▶ **Raw data**:
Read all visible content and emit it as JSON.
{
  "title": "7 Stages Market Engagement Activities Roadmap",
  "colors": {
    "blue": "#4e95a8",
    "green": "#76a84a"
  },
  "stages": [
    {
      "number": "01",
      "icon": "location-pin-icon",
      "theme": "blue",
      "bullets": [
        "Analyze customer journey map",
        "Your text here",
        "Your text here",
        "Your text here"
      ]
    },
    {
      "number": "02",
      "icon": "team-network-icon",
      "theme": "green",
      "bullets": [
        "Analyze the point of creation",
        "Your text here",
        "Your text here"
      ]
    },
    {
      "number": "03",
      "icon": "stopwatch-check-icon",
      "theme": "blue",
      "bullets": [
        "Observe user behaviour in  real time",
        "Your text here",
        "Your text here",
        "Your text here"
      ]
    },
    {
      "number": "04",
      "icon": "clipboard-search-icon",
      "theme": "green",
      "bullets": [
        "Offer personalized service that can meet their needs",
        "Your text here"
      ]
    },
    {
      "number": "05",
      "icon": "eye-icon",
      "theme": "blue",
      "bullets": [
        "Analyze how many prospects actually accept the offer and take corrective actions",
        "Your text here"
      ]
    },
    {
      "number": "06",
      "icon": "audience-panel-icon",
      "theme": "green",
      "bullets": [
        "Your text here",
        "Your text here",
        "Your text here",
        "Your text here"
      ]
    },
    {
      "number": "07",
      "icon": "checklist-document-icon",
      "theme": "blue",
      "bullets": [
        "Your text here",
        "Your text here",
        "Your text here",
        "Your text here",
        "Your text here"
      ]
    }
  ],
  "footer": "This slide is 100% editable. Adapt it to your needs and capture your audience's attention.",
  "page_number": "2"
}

▶ **Given problem**:
Please output the complete data exactly.

▶ **Correct response**:
Read all visible content and emit it as JSON.
{
  "title": "7 Stages Market Engagement Activities Roadmap",
  "colors": {
    "blue": "#4e95a8",
    "green": "#76a84a"
  },
  "stages": [
    {
      "number": "01",
      "icon": "location-pin-icon",
      "theme": "blue",
      "bullets": [
        "Analyze customer journey map",
        "Your text here",
        "Your text here",
        "Your text here"
      ]
    },
    {
      "number": "02",
      "icon": "team-network-icon",
      "theme": "green",
      "bullets": [
        "Analyze the point of creation",
        "Your text here",
        "Your text here"
      ]
    },
    {
      "number": "03",
      "icon": "stopwatch-check-icon",
      "theme": "blue",
      "bullets": [
        "Observe user behaviour in  real time",
        "Your text here",
        "Your text here",
        "Your text here"
      ]
    },
    {
      "number": "04",
      "icon": "clipboard-search-icon",
      "theme": "green",
      "bullets": [
        "Offer personalized service that can meet their needs",
        "Your text here"
      ]
    },
    {
      "number": "05",
      "icon": "eye-icon",
      "theme": "blue",
      "bullets": [
        "Analyze how many prospects actually accept the offer and take corrective actions",
        "Your text here"
      ]
    },
    {
      "number": "06",
      "icon": "audience-panel-icon",
      "theme": "green",
      "bullets": [
        "Your text here",
        "Your text here",
        "Your text here",
        "Your text here"
      ]
    },
    {
      "number": "07",
      "icon": "checklist-document-icon",
      "theme": "blue",
      "bullets": [
        "Your text here",
        "Your text here",
        "Your text here",
        "Your text here",
        "Your text here"
      ]
    }
  ],
  "footer": "This slide is 100% editable. Adapt it to your needs and capture your audience's attention.",
  "page_number": "2"
}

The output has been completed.